_WHAT THE EXERCISE ASKS_
Reproduce the records. Keep every word exact and include no images.

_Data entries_
START

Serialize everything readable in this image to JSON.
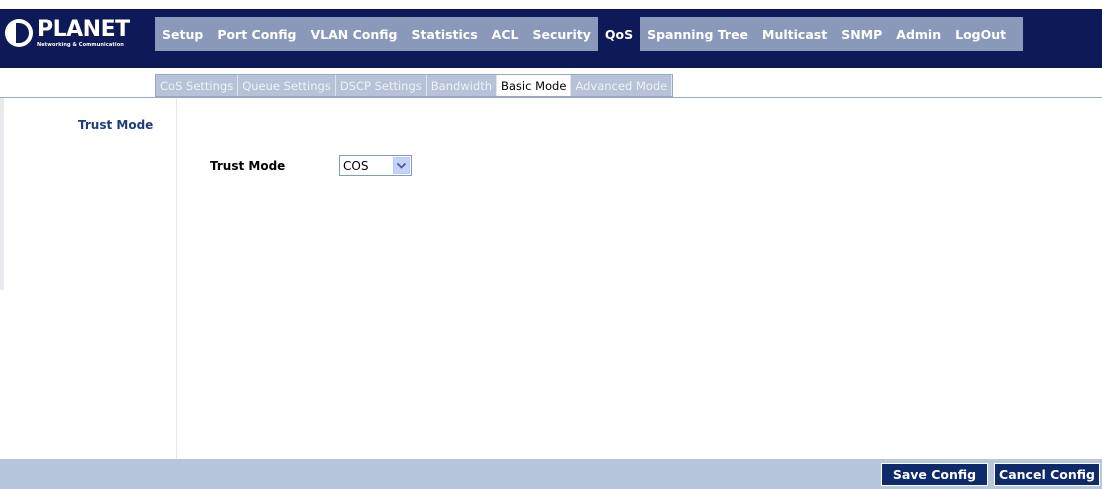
{
  "logo": {
    "name": "PLANET",
    "tagline": "Networking & Communication"
  },
  "main_nav": [
    {
      "label": "Setup",
      "active": false
    },
    {
      "label": "Port Config",
      "active": false
    },
    {
      "label": "VLAN Config",
      "active": false
    },
    {
      "label": "Statistics",
      "active": false
    },
    {
      "label": "ACL",
      "active": false
    },
    {
      "label": "Security",
      "active": false
    },
    {
      "label": "QoS",
      "active": true
    },
    {
      "label": "Spanning Tree",
      "active": false
    },
    {
      "label": "Multicast",
      "active": false
    },
    {
      "label": "SNMP",
      "active": false
    },
    {
      "label": "Admin",
      "active": false
    },
    {
      "label": "LogOut",
      "active": false
    }
  ],
  "sub_nav": [
    {
      "label": "CoS Settings",
      "active": false
    },
    {
      "label": "Queue Settings",
      "active": false
    },
    {
      "label": "DSCP Settings",
      "active": false
    },
    {
      "label": "Bandwidth",
      "active": false
    },
    {
      "label": "Basic Mode",
      "active": true
    },
    {
      "label": "Advanced Mode",
      "active": false
    }
  ],
  "sidebar": {
    "title": "Trust Mode"
  },
  "form": {
    "trust_mode": {
      "label": "Trust Mode",
      "selected": "COS"
    }
  },
  "footer": {
    "save_label": "Save Config",
    "cancel_label": "Cancel Config"
  },
  "colors": {
    "navy": "#0e1a57",
    "nav_bg": "#8a99b9",
    "subnav_bg": "#b7c2d8",
    "footer_bg": "#b7c6da",
    "button_bg": "#0e2a6b"
  }
}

END

_FINISHED TASK_
Serialize everything readable in this image to JSON.
{
  "logo": {
    "name": "PLANET",
    "tagline": "Networking & Communication"
  },
  "main_nav": [
    {
      "label": "Setup",
      "active": false
    },
    {
      "label": "Port Config",
      "active": false
    },
    {
      "label": "VLAN Config",
      "active": false
    },
    {
      "label": "Statistics",
      "active": false
    },
    {
      "label": "ACL",
      "active": false
    },
    {
      "label": "Security",
      "active": false
    },
    {
      "label": "QoS",
      "active": true
    },
    {
      "label": "Spanning Tree",
      "active": false
    },
    {
      "label": "Multicast",
      "active": false
    },
    {
      "label": "SNMP",
      "active": false
    },
    {
      "label": "Admin",
      "active": false
    },
    {
      "label": "LogOut",
      "active": false
    }
  ],
  "sub_nav": [
    {
      "label": "CoS Settings",
      "active": false
    },
    {
      "label": "Queue Settings",
      "active": false
    },
    {
      "label": "DSCP Settings",
      "active": false
    },
    {
      "label": "Bandwidth",
      "active": false
    },
    {
      "label": "Basic Mode",
      "active": true
    },
    {
      "label": "Advanced Mode",
      "active": false
    }
  ],
  "sidebar": {
    "title": "Trust Mode"
  },
  "form": {
    "trust_mode": {
      "label": "Trust Mode",
      "selected": "COS"
    }
  },
  "footer": {
    "save_label": "Save Config",
    "cancel_label": "Cancel Config"
  },
  "colors": {
    "navy": "#0e1a57",
    "nav_bg": "#8a99b9",
    "subnav_bg": "#b7c2d8",
    "footer_bg": "#b7c6da",
    "button_bg": "#0e2a6b"
  }
}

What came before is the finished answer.